• What needs to be done: Return the whole listing, keeping every character the same.

• Supplied material:
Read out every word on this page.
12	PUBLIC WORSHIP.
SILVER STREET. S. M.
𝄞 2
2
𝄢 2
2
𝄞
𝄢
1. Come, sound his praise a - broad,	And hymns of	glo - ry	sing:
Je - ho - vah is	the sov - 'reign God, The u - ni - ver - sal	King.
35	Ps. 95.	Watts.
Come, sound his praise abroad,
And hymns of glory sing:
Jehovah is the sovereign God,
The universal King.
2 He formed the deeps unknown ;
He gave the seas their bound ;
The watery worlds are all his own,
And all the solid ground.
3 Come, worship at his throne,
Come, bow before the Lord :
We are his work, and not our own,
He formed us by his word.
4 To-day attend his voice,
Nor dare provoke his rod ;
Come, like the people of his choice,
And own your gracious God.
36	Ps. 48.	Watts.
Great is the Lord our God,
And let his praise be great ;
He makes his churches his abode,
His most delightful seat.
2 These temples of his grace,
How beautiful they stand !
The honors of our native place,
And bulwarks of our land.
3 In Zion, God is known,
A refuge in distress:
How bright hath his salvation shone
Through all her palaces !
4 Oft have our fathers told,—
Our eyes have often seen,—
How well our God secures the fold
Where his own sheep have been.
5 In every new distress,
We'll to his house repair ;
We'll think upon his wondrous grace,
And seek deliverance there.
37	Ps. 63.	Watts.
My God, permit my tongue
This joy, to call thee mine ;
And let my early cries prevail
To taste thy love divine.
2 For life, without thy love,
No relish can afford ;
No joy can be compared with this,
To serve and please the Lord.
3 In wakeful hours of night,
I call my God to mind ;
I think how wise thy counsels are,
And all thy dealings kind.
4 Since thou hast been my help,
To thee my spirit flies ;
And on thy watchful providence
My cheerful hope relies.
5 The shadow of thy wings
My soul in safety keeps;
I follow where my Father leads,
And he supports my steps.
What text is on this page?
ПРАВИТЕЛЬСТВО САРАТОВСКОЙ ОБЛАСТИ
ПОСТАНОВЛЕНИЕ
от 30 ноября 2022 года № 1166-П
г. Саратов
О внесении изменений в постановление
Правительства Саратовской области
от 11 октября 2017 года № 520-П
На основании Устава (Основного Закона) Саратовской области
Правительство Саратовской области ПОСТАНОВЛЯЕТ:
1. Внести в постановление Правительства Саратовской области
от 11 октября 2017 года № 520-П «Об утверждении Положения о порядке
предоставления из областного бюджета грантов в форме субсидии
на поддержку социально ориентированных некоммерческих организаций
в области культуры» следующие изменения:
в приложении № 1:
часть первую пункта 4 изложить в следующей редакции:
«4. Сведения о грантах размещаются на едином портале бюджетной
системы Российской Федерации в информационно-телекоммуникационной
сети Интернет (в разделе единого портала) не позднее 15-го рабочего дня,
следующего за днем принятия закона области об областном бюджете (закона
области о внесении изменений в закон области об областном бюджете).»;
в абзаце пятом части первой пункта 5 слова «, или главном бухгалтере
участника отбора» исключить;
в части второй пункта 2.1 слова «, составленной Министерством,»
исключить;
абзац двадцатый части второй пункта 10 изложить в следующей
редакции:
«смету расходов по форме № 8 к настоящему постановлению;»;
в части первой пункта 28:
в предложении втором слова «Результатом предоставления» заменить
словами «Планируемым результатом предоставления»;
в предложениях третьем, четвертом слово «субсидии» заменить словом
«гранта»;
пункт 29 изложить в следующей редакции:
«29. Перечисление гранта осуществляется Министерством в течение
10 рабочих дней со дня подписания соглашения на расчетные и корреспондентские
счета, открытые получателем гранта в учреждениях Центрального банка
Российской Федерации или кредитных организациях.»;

• Reply to the task:
Read out every word on this page.
12	PUBLIC WORSHIP.
SILVER STREET. S. M.
𝄞 2
2
𝄢 2
2
𝄞
𝄢
1. Come, sound his praise a - broad,	And hymns of	glo - ry	sing:
Je - ho - vah is	the sov - 'reign God, The u - ni - ver - sal	King.
35	Ps. 95.	Watts.
Come, sound his praise abroad,
And hymns of glory sing:
Jehovah is the sovereign God,
The universal King.
2 He formed the deeps unknown ;
He gave the seas their bound ;
The watery worlds are all his own,
And all the solid ground.
3 Come, worship at his throne,
Come, bow before the Lord :
We are his work, and not our own,
He formed us by his word.
4 To-day attend his voice,
Nor dare provoke his rod ;
Come, like the people of his choice,
And own your gracious God.
36	Ps. 48.	Watts.
Great is the Lord our God,
And let his praise be great ;
He makes his churches his abode,
His most delightful seat.
2 These temples of his grace,
How beautiful they stand !
The honors of our native place,
And bulwarks of our land.
3 In Zion, God is known,
A refuge in distress:
How bright hath his salvation shone
Through all her palaces !
4 Oft have our fathers told,—
Our eyes have often seen,—
How well our God secures the fold
Where his own sheep have been.
5 In every new distress,
We'll to his house repair ;
We'll think upon his wondrous grace,
And seek deliverance there.
37	Ps. 63.	Watts.
My God, permit my tongue
This joy, to call thee mine ;
And let my early cries prevail
To taste thy love divine.
2 For life, without thy love,
No relish can afford ;
No joy can be compared with this,
To serve and please the Lord.
3 In wakeful hours of night,
I call my God to mind ;
I think how wise thy counsels are,
And all thy dealings kind.
4 Since thou hast been my help,
To thee my spirit flies ;
And on thy watchful providence
My cheerful hope relies.
5 The shadow of thy wings
My soul in safety keeps;
I follow where my Father leads,
And he supports my steps.
What text is on this page?
ПРАВИТЕЛЬСТВО САРАТОВСКОЙ ОБЛАСТИ
ПОСТАНОВЛЕНИЕ
от 30 ноября 2022 года № 1166-П
г. Саратов
О внесении изменений в постановление
Правительства Саратовской области
от 11 октября 2017 года № 520-П
На основании Устава (Основного Закона) Саратовской области
Правительство Саратовской области ПОСТАНОВЛЯЕТ:
1. Внести в постановление Правительства Саратовской области
от 11 октября 2017 года № 520-П «Об утверждении Положения о порядке
предоставления из областного бюджета грантов в форме субсидии
на поддержку социально ориентированных некоммерческих организаций
в области культуры» следующие изменения:
в приложении № 1:
часть первую пункта 4 изложить в следующей редакции:
«4. Сведения о грантах размещаются на едином портале бюджетной
системы Российской Федерации в информационно-телекоммуникационной
сети Интернет (в разделе единого портала) не позднее 15-го рабочего дня,
следующего за днем принятия закона области об областном бюджете (закона
области о внесении изменений в закон области об областном бюджете).»;
в абзаце пятом части первой пункта 5 слова «, или главном бухгалтере
участника отбора» исключить;
в части второй пункта 2.1 слова «, составленной Министерством,»
исключить;
абзац двадцатый части второй пункта 10 изложить в следующей
редакции:
«смету расходов по форме № 8 к настоящему постановлению;»;
в части первой пункта 28:
в предложении втором слова «Результатом предоставления» заменить
словами «Планируемым результатом предоставления»;
в предложениях третьем, четвертом слово «субсидии» заменить словом
«гранта»;
пункт 29 изложить в следующей редакции:
«29. Перечисление гранта осуществляется Министерством в течение
10 рабочих дней со дня подписания соглашения на расчетные и корреспондентские
счета, открытые получателем гранта в учреждениях Центрального банка
Российской Федерации или кредитных организациях.»;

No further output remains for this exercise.